Stored records:
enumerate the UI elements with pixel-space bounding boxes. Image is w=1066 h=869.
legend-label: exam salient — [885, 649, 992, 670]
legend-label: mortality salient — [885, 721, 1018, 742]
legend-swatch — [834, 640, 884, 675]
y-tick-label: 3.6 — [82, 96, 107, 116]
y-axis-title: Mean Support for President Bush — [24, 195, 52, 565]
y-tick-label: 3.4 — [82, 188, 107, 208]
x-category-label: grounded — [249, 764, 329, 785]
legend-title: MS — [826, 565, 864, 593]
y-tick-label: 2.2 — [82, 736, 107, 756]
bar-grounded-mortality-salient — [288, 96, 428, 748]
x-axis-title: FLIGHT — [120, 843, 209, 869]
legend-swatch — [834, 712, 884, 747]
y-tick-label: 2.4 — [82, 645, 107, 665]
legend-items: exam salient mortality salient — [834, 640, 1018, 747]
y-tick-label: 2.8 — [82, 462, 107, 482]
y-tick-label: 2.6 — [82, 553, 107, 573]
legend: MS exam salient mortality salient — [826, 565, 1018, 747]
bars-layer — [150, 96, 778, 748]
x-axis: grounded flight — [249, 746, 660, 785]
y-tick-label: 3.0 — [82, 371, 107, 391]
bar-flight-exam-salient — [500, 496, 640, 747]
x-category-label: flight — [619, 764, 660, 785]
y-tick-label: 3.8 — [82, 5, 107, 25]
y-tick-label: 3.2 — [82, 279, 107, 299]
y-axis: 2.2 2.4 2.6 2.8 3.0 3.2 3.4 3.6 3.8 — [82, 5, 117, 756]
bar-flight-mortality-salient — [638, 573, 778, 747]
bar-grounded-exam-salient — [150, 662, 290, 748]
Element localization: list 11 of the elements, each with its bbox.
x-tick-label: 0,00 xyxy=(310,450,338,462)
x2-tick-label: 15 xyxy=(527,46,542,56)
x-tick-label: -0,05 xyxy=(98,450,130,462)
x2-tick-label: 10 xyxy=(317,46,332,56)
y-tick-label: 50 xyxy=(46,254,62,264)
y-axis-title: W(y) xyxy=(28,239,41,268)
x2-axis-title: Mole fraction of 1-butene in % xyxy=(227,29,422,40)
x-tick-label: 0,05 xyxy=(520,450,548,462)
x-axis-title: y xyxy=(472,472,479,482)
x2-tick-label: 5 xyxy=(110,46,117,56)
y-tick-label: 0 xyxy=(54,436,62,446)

Task brief:
Render every line of the records above as a numbered list, omitting any blank lines.

Exercise solution:
1. enumerate the UI elements with pixel-space bounding boxes. Image is w=1066 h=869.
2. legend-label: exam salient — [885, 649, 992, 670]
3. legend-label: mortality salient — [885, 721, 1018, 742]
4. legend-swatch — [834, 640, 884, 675]
5. y-tick-label: 3.6 — [82, 96, 107, 116]
6. y-axis-title: Mean Support for President Bush — [24, 195, 52, 565]
7. y-tick-label: 3.4 — [82, 188, 107, 208]
8. x-category-label: grounded — [249, 764, 329, 785]
9. legend-title: MS — [826, 565, 864, 593]
10. y-tick-label: 2.2 — [82, 736, 107, 756]
11. bar-grounded-mortality-salient — [288, 96, 428, 748]
12. x-axis-title: FLIGHT — [120, 843, 209, 869]
13. legend-swatch — [834, 712, 884, 747]
14. y-tick-label: 2.4 — [82, 645, 107, 665]
15. legend-items: exam salient mortality salient — [834, 640, 1018, 747]
16. y-tick-label: 2.8 — [82, 462, 107, 482]
17. y-tick-label: 2.6 — [82, 553, 107, 573]
18. legend: MS exam salient mortality salient — [826, 565, 1018, 747]
19. bars-layer — [150, 96, 778, 748]
20. x-axis: grounded flight — [249, 746, 660, 785]
21. y-tick-label: 3.0 — [82, 371, 107, 391]
22. bar-flight-exam-salient — [500, 496, 640, 747]
23. x-category-label: flight — [619, 764, 660, 785]
24. y-tick-label: 3.8 — [82, 5, 107, 25]
25. y-tick-label: 3.2 — [82, 279, 107, 299]
26. y-axis: 2.2 2.4 2.6 2.8 3.0 3.2 3.4 3.6 3.8 — [82, 5, 117, 756]
27. bar-flight-mortality-salient — [638, 573, 778, 747]
28. bar-grounded-exam-salient — [150, 662, 290, 748]
29. Element localization: list 11 of the elements, each with its bbox.
30. x-tick-label: 0,00 xyxy=(310,450,338,462)
31. x2-tick-label: 15 xyxy=(527,46,542,56)
32. x-tick-label: -0,05 xyxy=(98,450,130,462)
33. x2-tick-label: 10 xyxy=(317,46,332,56)
34. y-tick-label: 50 xyxy=(46,254,62,264)
35. y-axis-title: W(y) xyxy=(28,239,41,268)
36. x2-axis-title: Mole fraction of 1-butene in % xyxy=(227,29,422,40)
37. x-tick-label: 0,05 xyxy=(520,450,548,462)
38. x-axis-title: y xyxy=(472,472,479,482)
39. x2-tick-label: 5 xyxy=(110,46,117,56)
40. y-tick-label: 0 xyxy=(54,436,62,446)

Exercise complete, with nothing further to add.